▶ **ENTRIES SHOWN**:

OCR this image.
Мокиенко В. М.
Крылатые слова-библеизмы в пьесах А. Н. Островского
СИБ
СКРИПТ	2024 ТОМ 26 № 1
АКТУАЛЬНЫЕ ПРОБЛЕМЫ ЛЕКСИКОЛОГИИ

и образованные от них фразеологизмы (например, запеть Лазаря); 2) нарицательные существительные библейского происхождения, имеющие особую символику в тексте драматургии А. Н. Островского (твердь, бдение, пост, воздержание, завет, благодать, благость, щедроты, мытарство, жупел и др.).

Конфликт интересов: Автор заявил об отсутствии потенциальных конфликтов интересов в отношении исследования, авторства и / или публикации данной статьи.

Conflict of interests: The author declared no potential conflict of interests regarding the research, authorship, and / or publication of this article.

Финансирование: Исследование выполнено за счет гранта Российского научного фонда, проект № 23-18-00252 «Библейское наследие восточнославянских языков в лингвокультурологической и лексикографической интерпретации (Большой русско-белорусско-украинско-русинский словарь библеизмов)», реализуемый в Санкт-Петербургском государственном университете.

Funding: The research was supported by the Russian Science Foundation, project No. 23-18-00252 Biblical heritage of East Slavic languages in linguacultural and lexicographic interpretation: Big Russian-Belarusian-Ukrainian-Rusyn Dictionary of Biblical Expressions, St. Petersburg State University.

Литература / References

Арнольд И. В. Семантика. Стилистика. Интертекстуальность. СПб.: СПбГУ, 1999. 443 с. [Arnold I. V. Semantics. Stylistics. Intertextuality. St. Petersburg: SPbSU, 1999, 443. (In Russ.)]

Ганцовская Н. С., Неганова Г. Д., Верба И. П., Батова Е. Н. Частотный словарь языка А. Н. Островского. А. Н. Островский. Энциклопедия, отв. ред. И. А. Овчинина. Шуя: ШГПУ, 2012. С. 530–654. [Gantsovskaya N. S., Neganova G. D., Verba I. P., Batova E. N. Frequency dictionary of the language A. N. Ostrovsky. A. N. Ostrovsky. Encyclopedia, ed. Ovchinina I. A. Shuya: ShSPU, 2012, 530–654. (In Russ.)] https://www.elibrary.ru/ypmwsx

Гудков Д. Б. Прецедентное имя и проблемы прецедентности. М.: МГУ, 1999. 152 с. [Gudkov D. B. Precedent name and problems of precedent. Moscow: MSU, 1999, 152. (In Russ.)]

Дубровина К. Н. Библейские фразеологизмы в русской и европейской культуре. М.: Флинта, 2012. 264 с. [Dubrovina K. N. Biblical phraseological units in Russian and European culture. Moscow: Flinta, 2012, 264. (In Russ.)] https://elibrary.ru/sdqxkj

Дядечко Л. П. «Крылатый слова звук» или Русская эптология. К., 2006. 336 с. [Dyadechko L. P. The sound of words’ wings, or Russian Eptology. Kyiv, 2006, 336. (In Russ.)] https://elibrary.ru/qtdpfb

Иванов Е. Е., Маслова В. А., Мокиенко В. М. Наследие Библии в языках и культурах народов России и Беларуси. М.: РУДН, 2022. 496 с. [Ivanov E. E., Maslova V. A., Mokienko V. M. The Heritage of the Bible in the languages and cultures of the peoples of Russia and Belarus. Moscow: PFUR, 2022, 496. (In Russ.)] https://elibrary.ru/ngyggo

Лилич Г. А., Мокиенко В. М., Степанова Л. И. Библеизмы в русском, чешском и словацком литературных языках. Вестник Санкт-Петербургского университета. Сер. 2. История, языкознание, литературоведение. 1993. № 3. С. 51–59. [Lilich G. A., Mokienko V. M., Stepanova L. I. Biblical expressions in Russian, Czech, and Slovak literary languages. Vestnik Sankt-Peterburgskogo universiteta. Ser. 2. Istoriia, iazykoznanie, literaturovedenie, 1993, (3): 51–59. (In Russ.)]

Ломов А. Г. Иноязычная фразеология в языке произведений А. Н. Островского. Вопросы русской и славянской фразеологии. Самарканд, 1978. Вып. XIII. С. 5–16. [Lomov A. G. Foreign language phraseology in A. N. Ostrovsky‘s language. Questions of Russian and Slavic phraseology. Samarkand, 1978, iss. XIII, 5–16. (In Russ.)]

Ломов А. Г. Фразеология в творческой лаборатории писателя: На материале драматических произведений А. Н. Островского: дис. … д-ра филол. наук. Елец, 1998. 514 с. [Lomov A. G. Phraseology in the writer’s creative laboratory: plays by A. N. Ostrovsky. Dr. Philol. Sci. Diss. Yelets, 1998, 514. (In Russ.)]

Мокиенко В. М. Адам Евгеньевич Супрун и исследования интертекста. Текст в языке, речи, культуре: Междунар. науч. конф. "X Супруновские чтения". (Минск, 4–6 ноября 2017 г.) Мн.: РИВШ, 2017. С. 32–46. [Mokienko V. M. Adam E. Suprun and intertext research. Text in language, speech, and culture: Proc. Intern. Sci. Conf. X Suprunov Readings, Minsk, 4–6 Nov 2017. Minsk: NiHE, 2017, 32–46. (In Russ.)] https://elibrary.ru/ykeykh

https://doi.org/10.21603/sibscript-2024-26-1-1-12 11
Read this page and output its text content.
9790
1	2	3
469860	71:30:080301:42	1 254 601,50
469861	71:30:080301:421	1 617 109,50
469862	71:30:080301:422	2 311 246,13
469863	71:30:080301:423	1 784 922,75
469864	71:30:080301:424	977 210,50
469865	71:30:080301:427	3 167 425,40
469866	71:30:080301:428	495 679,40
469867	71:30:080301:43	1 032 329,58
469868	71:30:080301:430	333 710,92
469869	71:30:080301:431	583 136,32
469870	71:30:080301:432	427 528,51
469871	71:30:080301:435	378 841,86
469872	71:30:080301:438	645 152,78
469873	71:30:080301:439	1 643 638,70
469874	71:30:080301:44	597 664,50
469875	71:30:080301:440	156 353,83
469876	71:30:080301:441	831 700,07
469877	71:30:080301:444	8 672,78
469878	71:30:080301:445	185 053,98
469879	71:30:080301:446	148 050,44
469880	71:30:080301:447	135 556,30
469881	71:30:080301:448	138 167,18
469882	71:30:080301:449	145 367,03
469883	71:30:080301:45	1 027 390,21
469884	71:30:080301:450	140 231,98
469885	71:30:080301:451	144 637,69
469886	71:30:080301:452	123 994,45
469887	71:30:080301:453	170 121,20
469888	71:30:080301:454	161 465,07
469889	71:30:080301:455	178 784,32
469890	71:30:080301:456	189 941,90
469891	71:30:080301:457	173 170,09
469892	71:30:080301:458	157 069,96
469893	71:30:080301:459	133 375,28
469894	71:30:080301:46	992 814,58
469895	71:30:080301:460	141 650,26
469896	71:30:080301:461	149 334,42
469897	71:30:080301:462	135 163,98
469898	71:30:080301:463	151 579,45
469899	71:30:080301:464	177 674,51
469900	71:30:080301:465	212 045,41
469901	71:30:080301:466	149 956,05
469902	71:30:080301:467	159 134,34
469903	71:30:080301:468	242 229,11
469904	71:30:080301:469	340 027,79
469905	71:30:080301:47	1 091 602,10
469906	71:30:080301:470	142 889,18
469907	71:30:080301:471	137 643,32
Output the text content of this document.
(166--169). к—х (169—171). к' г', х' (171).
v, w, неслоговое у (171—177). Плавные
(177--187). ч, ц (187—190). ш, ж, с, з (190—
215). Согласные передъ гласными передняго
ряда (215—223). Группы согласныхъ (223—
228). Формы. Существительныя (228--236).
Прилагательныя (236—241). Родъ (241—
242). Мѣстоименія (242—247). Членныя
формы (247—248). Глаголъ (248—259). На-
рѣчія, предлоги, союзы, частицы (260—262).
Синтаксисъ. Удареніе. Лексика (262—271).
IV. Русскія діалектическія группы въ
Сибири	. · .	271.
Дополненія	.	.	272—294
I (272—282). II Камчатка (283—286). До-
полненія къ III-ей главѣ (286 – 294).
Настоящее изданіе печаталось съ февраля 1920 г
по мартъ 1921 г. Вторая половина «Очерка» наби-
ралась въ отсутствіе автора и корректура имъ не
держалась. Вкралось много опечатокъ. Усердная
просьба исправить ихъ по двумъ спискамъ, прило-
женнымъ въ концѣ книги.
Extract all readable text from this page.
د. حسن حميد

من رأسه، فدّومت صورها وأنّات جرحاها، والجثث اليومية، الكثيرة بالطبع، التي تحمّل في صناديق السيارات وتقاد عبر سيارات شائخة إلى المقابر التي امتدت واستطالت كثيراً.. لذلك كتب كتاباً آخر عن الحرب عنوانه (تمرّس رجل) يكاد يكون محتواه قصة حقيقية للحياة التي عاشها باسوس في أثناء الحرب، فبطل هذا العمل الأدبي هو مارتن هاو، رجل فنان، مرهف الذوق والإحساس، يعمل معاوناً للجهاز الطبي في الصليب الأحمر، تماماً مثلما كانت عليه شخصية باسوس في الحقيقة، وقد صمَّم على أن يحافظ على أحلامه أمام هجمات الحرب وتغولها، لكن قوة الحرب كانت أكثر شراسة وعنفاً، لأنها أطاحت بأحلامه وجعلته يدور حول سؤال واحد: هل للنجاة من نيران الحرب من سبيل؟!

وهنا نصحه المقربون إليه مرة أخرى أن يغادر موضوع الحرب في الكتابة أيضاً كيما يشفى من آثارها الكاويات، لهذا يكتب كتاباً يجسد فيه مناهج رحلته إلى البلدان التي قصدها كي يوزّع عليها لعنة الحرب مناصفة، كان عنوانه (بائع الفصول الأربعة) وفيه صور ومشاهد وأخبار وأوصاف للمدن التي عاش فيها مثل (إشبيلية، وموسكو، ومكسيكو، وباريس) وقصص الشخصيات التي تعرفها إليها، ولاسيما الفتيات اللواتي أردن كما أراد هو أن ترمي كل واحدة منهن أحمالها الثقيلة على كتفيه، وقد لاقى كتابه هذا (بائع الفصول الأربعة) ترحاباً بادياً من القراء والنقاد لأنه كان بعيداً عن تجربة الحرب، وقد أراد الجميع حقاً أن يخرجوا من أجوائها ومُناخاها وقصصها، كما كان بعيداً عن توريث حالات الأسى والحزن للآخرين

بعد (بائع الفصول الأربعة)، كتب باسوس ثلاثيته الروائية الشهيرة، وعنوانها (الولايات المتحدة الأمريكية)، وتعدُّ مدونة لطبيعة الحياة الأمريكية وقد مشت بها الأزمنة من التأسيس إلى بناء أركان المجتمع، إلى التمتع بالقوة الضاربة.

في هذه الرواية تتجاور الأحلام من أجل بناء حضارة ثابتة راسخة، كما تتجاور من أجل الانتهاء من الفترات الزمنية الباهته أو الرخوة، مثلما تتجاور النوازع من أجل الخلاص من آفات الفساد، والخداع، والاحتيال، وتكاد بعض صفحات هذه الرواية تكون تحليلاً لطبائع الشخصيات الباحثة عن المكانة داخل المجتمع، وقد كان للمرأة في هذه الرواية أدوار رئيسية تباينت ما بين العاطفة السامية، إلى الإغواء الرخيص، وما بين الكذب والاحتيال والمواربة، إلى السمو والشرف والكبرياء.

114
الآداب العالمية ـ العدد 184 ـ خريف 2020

▶ **DIRECTIVE**: Go through the entries and return each line where the word "باسوس" appears.

▶ **EXERCISE RESPONSE**:
من رأسه، فدّومت صورها وأنّات جرحاها، والجثث اليومية، الكثيرة بالطبع، التي تحمّل في صناديق السيارات وتقاد عبر سيارات شائخة إلى المقابر التي امتدت واستطالت كثيراً.. لذلك كتب كتاباً آخر عن الحرب عنوانه (تمرّس رجل) يكاد يكون محتواه قصة حقيقية للحياة التي عاشها باسوس في أثناء الحرب، فبطل هذا العمل الأدبي هو مارتن هاو، رجل فنان، مرهف الذوق والإحساس، يعمل معاوناً للجهاز الطبي في الصليب الأحمر، تماماً مثلما كانت عليه شخصية باسوس في الحقيقة، وقد صمَّم على أن يحافظ على أحلامه أمام هجمات الحرب وتغولها، لكن قوة الحرب كانت أكثر شراسة وعنفاً، لأنها أطاحت بأحلامه وجعلته يدور حول سؤال واحد: هل للنجاة من نيران الحرب من سبيل؟!
بعد (بائع الفصول الأربعة)، كتب باسوس ثلاثيته الروائية الشهيرة، وعنوانها (الولايات المتحدة الأمريكية)، وتعدُّ مدونة لطبيعة الحياة الأمريكية وقد مشت بها الأزمنة من التأسيس إلى بناء أركان المجتمع، إلى التمتع بالقوة الضاربة.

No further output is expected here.